Stated task: Write out again only the lines between the one with "Read all visible content and emit it as JSON." and the end of the records below, both ends counted, and don't include the pictures.

____

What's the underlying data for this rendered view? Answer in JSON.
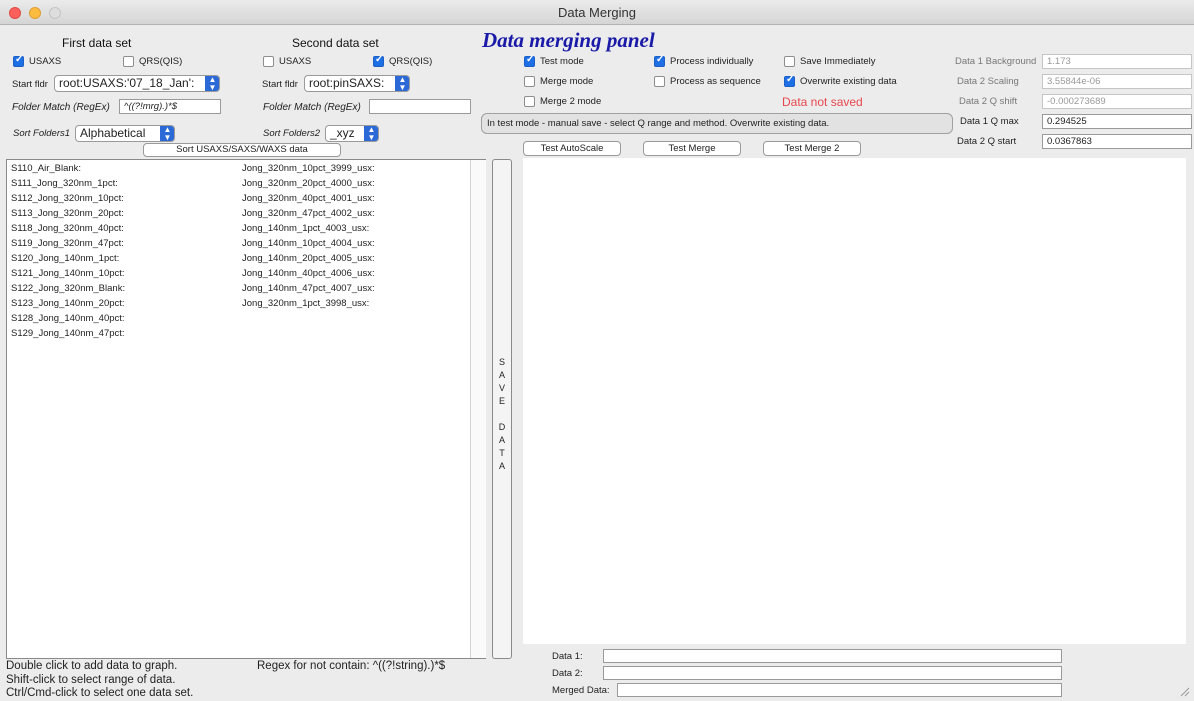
{
  "window": {
    "title": "Data Merging"
  },
  "panel_title": "Data merging  panel",
  "first": {
    "heading": "First data set",
    "usaxs": {
      "label": "USAXS",
      "checked": true
    },
    "qrs": {
      "label": "QRS(QIS)",
      "checked": false
    },
    "start_fldr_label": "Start fldr",
    "start_fldr_value": "root:USAXS:'07_18_Jan':",
    "folder_match_label": "Folder Match (RegEx)",
    "folder_match_value": "^((?!mrg).)*$",
    "sort_label": "Sort Folders1",
    "sort_value": "Alphabetical",
    "sort_button": "Sort USAXS/SAXS/WAXS data"
  },
  "second": {
    "heading": "Second data set",
    "usaxs": {
      "label": "USAXS",
      "checked": false
    },
    "qrs": {
      "label": "QRS(QIS)",
      "checked": true
    },
    "start_fldr_label": "Start fldr",
    "start_fldr_value": "root:pinSAXS:",
    "folder_match_label": "Folder Match (RegEx)",
    "folder_match_value": "",
    "sort_label": "Sort Folders2",
    "sort_value": "_xyz"
  },
  "options": {
    "test_mode": {
      "label": "Test mode",
      "checked": true
    },
    "merge_mode": {
      "label": "Merge mode",
      "checked": false
    },
    "merge2_mode": {
      "label": "Merge 2 mode",
      "checked": false
    },
    "process_individually": {
      "label": "Process individually",
      "checked": true
    },
    "process_sequence": {
      "label": "Process as sequence",
      "checked": false
    },
    "save_immediately": {
      "label": "Save Immediately",
      "checked": false
    },
    "overwrite": {
      "label": "Overwrite existing data",
      "checked": true
    }
  },
  "not_saved": "Data not saved",
  "status_message": "In test mode - manual save - select Q range and method. Overwrite existing data.",
  "buttons": {
    "test_autoscale": "Test AutoScale",
    "test_merge": "Test Merge",
    "test_merge2": "Test Merge 2"
  },
  "params": {
    "bg": {
      "label": "Data 1 Background",
      "value": "1.173"
    },
    "scaling": {
      "label": "Data 2 Scaling",
      "value": "3.55844e-06"
    },
    "qshift": {
      "label": "Data 2 Q shift",
      "value": "-0.000273689"
    },
    "qmax": {
      "label": "Data 1 Q max",
      "value": "0.294525"
    },
    "qstart": {
      "label": "Data 2 Q start",
      "value": "0.0367863"
    }
  },
  "list1": [
    "S110_Air_Blank:",
    "S111_Jong_320nm_1pct:",
    "S112_Jong_320nm_10pct:",
    "S113_Jong_320nm_20pct:",
    "S118_Jong_320nm_40pct:",
    "S119_Jong_320nm_47pct:",
    "S120_Jong_140nm_1pct:",
    "S121_Jong_140nm_10pct:",
    "S122_Jong_320nm_Blank:",
    "S123_Jong_140nm_20pct:",
    "S128_Jong_140nm_40pct:",
    "S129_Jong_140nm_47pct:"
  ],
  "list2": [
    "Jong_320nm_10pct_3999_usx:",
    "Jong_320nm_20pct_4000_usx:",
    "Jong_320nm_40pct_4001_usx:",
    "Jong_320nm_47pct_4002_usx:",
    "Jong_140nm_1pct_4003_usx:",
    "Jong_140nm_10pct_4004_usx:",
    "Jong_140nm_20pct_4005_usx:",
    "Jong_140nm_40pct_4006_usx:",
    "Jong_140nm_47pct_4007_usx:",
    "Jong_320nm_1pct_3998_usx:"
  ],
  "save_data": "SAVE DATA",
  "help": {
    "line1": "Double click to add data to graph.",
    "line2": "Shift-click to select range of data.",
    "line3": "Ctrl/Cmd-click to select one data set.",
    "regex_hint": "Regex for not contain: ^((?!string).)*$"
  },
  "bottom": {
    "data1_label": "Data 1:",
    "data2_label": "Data 2:",
    "merged_label": "Merged Data:",
    "data1_value": "",
    "data2_value": "",
    "merged_value": ""
  }
}
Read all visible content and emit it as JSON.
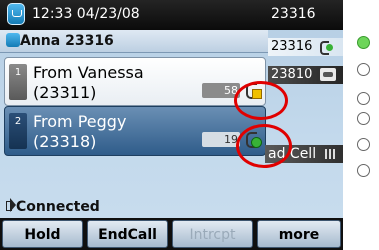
{
  "topbar": {
    "datetime": "12:33 04/23/08",
    "extension": "23316"
  },
  "line_header": {
    "name": "Anna 23316"
  },
  "calls": [
    {
      "index": "1",
      "line1": "From Vanessa",
      "line2": "(23311)",
      "timer": "58",
      "status_icon": "hold-icon"
    },
    {
      "index": "2",
      "line1": "From Peggy",
      "line2": "(23318)",
      "timer": "19",
      "status_icon": "connected-call-icon"
    }
  ],
  "right_lines": [
    {
      "label": "23316",
      "icon": "connected-line-icon"
    },
    {
      "label": "23810",
      "icon": "phone-line-icon"
    }
  ],
  "speed_dial": {
    "label": "ad Cell"
  },
  "status": {
    "text": "Connected"
  },
  "softkeys": [
    "Hold",
    "EndCall",
    "Intrcpt",
    "more"
  ],
  "colors": {
    "highlight": "#e00000",
    "active_line": "#6dd55a"
  }
}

____

Written answer:
Read all visible content and emit it as JSON.
{
  "topbar": {
    "datetime": "12:33 04/23/08",
    "extension": "23316"
  },
  "line_header": {
    "name": "Anna 23316"
  },
  "calls": [
    {
      "index": "1",
      "line1": "From Vanessa",
      "line2": "(23311)",
      "timer": "58",
      "status_icon": "hold-icon"
    },
    {
      "index": "2",
      "line1": "From Peggy",
      "line2": "(23318)",
      "timer": "19",
      "status_icon": "connected-call-icon"
    }
  ],
  "right_lines": [
    {
      "label": "23316",
      "icon": "connected-line-icon"
    },
    {
      "label": "23810",
      "icon": "phone-line-icon"
    }
  ],
  "speed_dial": {
    "label": "ad Cell"
  },
  "status": {
    "text": "Connected"
  },
  "softkeys": [
    "Hold",
    "EndCall",
    "Intrcpt",
    "more"
  ],
  "colors": {
    "highlight": "#e00000",
    "active_line": "#6dd55a"
  }
}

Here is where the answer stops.